• _Exercise description_: Find every line in the records below that holds the word "security", and copy it out.

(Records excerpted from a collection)
#####
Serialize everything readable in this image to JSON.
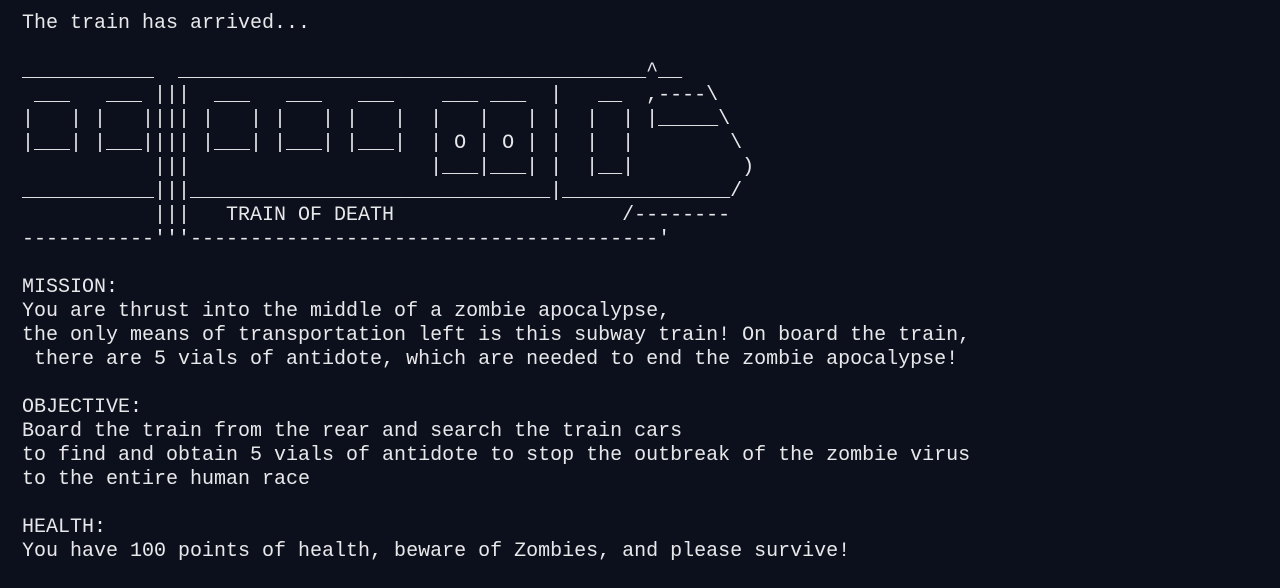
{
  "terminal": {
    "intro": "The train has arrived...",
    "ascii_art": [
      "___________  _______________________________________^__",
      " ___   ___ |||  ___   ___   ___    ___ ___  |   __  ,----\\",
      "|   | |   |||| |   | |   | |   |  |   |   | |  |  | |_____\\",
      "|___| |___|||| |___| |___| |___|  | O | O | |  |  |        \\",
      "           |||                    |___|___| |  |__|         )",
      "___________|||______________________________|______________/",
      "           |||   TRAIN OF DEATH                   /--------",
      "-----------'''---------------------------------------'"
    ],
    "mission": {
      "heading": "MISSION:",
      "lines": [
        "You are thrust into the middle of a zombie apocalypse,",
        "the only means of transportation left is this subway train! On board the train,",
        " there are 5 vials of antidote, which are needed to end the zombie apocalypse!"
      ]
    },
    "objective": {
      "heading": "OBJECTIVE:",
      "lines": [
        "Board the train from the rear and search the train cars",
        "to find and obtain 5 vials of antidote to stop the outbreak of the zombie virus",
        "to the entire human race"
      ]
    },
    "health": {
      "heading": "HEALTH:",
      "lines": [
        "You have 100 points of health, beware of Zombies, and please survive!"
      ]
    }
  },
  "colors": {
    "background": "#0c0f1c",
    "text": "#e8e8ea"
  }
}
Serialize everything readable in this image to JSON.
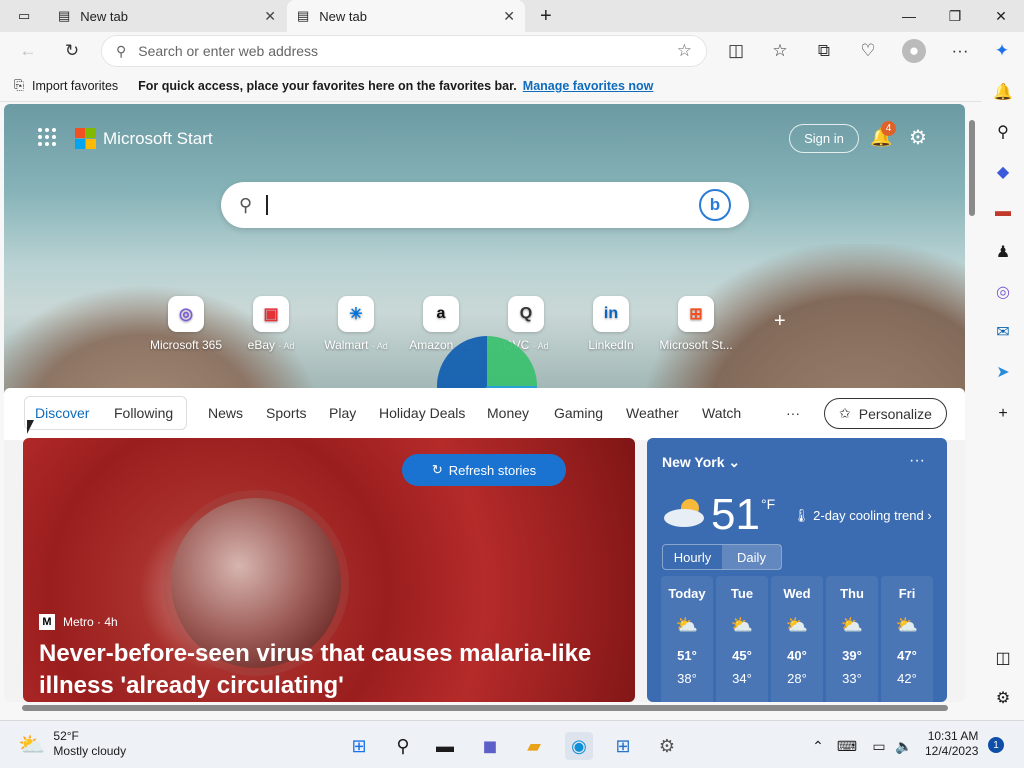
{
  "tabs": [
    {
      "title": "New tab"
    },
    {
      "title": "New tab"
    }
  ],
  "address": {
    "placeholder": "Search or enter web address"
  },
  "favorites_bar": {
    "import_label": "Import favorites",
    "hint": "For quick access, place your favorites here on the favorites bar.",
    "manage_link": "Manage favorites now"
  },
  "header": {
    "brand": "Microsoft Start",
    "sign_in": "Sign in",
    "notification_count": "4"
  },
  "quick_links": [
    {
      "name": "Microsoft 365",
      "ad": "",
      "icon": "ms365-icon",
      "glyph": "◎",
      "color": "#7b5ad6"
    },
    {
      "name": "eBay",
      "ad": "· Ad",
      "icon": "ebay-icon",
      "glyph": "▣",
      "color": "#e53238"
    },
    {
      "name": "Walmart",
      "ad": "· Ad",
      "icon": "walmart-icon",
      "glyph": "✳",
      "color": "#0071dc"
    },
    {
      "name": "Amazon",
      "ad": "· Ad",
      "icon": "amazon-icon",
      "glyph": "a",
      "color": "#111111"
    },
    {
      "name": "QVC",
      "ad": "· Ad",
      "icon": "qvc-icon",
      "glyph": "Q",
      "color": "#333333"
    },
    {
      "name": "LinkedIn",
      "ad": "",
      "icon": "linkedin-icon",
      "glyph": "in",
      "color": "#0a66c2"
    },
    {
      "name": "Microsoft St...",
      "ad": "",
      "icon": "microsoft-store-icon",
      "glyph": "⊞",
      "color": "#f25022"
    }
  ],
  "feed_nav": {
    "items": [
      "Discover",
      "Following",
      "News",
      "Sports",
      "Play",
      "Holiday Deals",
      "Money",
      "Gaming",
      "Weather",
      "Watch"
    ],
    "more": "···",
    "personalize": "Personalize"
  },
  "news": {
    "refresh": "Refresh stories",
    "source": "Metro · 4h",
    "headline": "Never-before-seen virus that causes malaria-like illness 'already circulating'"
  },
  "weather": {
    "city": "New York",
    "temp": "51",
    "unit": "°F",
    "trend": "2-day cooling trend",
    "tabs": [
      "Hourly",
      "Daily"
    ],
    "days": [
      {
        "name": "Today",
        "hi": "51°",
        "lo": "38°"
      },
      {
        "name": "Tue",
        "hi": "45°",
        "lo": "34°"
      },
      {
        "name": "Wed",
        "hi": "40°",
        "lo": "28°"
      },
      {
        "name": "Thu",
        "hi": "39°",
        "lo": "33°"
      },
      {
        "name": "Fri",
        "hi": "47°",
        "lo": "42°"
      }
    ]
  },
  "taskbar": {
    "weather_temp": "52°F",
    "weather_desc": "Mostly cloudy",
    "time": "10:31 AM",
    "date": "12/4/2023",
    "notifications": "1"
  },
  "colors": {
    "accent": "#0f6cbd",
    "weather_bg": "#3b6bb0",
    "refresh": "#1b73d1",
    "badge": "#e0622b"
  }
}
#####
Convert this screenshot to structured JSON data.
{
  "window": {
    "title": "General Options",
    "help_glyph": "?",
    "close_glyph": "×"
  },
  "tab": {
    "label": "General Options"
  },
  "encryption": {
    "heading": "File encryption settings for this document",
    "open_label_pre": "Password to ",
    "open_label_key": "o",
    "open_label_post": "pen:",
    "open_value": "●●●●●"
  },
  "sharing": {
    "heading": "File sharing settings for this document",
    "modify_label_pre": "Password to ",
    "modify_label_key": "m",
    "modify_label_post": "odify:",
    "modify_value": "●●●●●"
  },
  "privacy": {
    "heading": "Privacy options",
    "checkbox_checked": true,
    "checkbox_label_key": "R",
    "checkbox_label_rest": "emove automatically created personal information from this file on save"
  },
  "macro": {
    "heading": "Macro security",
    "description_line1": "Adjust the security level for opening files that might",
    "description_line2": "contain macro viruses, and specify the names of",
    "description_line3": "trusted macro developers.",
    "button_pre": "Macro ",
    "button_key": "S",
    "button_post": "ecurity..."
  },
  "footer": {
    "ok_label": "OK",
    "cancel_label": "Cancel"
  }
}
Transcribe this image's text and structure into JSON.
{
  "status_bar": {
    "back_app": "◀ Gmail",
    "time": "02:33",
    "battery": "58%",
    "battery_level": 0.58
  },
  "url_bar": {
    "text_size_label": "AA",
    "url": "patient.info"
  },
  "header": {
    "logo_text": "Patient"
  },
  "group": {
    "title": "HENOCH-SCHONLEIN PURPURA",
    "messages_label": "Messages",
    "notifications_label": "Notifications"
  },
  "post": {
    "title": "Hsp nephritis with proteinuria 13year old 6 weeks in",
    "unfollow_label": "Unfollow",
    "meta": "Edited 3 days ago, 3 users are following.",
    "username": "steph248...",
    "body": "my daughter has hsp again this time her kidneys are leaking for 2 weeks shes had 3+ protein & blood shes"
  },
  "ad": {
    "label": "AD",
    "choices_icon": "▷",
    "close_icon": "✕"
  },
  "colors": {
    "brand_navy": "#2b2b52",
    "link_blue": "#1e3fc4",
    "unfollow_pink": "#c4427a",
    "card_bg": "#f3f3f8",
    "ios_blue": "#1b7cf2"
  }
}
#####
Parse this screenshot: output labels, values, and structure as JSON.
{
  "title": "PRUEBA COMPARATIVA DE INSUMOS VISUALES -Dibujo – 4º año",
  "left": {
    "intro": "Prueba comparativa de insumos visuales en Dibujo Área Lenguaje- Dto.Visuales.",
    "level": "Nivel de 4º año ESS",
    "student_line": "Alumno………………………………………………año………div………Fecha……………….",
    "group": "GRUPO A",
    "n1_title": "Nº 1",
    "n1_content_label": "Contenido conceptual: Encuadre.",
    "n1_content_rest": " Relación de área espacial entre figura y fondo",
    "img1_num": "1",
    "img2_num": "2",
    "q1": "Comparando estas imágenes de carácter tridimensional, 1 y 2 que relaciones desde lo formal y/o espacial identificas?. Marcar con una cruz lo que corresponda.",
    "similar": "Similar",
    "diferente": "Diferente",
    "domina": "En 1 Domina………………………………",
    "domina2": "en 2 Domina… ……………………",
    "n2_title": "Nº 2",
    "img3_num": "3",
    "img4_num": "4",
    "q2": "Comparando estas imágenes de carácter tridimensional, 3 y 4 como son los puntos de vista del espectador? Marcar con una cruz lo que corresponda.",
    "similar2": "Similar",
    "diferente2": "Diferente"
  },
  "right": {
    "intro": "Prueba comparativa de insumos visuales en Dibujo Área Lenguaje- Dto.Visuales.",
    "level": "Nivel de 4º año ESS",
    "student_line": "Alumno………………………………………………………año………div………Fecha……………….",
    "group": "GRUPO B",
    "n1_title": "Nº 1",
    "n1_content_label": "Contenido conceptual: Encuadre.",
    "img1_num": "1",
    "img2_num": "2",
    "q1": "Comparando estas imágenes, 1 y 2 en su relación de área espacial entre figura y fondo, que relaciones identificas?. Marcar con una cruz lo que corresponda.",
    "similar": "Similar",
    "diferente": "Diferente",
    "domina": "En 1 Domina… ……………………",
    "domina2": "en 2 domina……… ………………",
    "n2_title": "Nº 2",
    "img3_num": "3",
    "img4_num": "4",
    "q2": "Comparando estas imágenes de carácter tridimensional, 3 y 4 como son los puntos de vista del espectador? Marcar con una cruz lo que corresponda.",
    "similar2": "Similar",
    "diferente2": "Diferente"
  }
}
#####
• _Completed task_:
    "heading": "Macro security",
    "description_line1": "Adjust the security level for opening files that might",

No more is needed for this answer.